SHORT TASK: Rewrite the data from its start through the line containing "343, 247, 356]", changing every "magnifier-icon" to "search-icon" and leaving everything else as it is.
:: SUPPLIED DATA ::
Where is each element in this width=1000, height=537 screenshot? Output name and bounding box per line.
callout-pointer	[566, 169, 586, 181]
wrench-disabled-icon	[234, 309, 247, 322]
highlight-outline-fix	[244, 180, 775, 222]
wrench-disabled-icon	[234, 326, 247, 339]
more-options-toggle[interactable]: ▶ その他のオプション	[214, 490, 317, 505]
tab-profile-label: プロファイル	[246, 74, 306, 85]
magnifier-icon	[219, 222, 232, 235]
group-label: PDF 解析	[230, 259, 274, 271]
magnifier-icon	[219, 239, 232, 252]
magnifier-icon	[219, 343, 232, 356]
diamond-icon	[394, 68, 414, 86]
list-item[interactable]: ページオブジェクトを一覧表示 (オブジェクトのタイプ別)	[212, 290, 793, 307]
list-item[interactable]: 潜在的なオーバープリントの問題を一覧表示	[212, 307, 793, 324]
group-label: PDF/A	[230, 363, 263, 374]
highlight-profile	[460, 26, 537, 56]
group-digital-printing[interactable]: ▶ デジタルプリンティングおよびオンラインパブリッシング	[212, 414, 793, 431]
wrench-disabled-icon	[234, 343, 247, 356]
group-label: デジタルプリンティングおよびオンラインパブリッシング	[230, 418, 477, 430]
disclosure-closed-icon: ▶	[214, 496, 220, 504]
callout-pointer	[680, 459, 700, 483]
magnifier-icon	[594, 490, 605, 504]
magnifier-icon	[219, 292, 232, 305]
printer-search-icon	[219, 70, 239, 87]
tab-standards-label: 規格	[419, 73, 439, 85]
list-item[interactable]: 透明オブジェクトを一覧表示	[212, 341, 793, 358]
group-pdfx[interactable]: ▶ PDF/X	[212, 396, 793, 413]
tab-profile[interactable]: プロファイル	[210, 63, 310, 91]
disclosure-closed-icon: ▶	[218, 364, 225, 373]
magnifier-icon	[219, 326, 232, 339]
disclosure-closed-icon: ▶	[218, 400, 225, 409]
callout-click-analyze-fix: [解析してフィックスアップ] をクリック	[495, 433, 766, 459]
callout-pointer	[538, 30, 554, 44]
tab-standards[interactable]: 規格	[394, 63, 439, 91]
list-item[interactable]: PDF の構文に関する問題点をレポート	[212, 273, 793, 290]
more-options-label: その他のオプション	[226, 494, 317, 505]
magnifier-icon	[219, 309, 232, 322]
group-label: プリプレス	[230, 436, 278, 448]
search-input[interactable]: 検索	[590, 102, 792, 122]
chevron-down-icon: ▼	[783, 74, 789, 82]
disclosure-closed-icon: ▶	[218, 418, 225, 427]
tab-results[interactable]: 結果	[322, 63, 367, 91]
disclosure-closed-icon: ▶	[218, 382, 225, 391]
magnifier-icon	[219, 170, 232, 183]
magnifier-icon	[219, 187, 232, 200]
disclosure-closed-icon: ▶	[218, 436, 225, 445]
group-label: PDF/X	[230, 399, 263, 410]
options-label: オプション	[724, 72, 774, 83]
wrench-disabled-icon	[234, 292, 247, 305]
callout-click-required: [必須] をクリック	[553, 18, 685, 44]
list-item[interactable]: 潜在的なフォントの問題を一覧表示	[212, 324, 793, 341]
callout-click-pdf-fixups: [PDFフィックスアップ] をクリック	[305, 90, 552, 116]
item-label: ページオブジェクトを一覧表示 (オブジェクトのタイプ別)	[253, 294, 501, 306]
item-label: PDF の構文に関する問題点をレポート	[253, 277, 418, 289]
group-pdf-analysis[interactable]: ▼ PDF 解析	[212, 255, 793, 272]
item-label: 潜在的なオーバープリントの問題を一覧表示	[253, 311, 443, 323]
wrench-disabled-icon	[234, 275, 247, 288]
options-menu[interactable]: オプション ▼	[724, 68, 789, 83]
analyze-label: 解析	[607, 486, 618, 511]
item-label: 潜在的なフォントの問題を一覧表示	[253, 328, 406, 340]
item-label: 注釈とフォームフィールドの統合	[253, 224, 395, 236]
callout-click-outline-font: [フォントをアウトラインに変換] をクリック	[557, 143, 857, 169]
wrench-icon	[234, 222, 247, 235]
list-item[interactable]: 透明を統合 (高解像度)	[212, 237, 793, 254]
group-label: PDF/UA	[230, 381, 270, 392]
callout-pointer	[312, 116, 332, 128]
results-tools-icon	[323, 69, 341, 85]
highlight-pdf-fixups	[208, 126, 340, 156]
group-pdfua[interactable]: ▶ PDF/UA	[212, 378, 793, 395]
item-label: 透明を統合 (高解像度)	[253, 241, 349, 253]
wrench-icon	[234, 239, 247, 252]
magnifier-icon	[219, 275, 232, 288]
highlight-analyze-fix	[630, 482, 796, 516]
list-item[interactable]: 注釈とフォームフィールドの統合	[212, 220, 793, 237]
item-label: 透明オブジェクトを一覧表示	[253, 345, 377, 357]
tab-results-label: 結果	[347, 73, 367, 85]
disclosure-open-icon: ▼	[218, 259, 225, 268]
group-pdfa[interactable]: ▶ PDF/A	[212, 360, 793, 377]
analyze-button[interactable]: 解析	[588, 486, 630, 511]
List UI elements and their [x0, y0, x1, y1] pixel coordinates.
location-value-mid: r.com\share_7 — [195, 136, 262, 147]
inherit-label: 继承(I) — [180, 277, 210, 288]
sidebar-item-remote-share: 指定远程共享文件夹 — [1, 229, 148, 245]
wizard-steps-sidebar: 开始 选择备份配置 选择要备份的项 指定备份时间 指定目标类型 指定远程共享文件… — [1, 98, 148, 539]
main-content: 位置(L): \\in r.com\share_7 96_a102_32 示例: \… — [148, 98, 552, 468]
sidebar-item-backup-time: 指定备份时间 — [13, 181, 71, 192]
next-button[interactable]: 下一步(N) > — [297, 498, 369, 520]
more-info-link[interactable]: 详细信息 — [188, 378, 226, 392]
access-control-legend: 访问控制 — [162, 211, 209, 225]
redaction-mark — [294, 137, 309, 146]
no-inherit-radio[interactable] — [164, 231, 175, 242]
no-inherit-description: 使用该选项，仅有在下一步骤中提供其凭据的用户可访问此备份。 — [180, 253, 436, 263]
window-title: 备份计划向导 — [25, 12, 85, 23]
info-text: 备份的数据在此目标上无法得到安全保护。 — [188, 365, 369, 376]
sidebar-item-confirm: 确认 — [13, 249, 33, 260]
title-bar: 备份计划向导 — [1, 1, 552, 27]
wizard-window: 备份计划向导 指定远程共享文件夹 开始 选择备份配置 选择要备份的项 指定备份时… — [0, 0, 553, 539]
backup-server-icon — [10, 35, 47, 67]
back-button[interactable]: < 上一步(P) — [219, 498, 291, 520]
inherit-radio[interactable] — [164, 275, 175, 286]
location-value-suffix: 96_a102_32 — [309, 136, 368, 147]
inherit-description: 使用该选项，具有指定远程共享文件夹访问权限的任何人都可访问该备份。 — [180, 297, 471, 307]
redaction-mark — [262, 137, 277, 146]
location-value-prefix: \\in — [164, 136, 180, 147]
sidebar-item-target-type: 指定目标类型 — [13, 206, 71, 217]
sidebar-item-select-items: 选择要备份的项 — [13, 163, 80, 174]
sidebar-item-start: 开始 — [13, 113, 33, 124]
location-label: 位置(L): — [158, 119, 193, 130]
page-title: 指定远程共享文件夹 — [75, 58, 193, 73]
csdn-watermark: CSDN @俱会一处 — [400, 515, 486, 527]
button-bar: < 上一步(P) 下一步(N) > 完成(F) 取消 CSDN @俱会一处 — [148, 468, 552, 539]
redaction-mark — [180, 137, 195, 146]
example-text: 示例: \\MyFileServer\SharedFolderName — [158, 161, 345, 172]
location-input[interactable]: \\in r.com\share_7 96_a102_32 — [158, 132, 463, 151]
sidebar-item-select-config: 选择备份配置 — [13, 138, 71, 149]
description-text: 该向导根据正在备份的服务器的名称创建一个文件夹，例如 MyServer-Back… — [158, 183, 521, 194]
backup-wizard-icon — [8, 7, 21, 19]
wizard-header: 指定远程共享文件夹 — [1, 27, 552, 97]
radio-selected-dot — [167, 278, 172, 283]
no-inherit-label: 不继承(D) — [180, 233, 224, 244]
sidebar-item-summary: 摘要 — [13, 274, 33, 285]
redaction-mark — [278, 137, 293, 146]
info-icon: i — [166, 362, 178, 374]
:::
SOLUTION:
Where is each element in this width=1000, height=537 screenshot? Output name and bounding box per line.
callout-pointer	[566, 169, 586, 181]
wrench-disabled-icon	[234, 309, 247, 322]
highlight-outline-fix	[244, 180, 775, 222]
wrench-disabled-icon	[234, 326, 247, 339]
more-options-toggle[interactable]: ▶ その他のオプション	[214, 490, 317, 505]
tab-profile-label: プロファイル	[246, 74, 306, 85]
search-icon	[219, 222, 232, 235]
group-label: PDF 解析	[230, 259, 274, 271]
search-icon	[219, 239, 232, 252]
search-icon	[219, 343, 232, 356]
diamond-icon	[394, 68, 414, 86]
list-item[interactable]: ページオブジェクトを一覧表示 (オブジェクトのタイプ別)	[212, 290, 793, 307]
list-item[interactable]: 潜在的なオーバープリントの問題を一覧表示	[212, 307, 793, 324]
group-label: PDF/A	[230, 363, 263, 374]
highlight-profile	[460, 26, 537, 56]
group-digital-printing[interactable]: ▶ デジタルプリンティングおよびオンラインパブリッシング	[212, 414, 793, 431]
wrench-disabled-icon	[234, 343, 247, 356]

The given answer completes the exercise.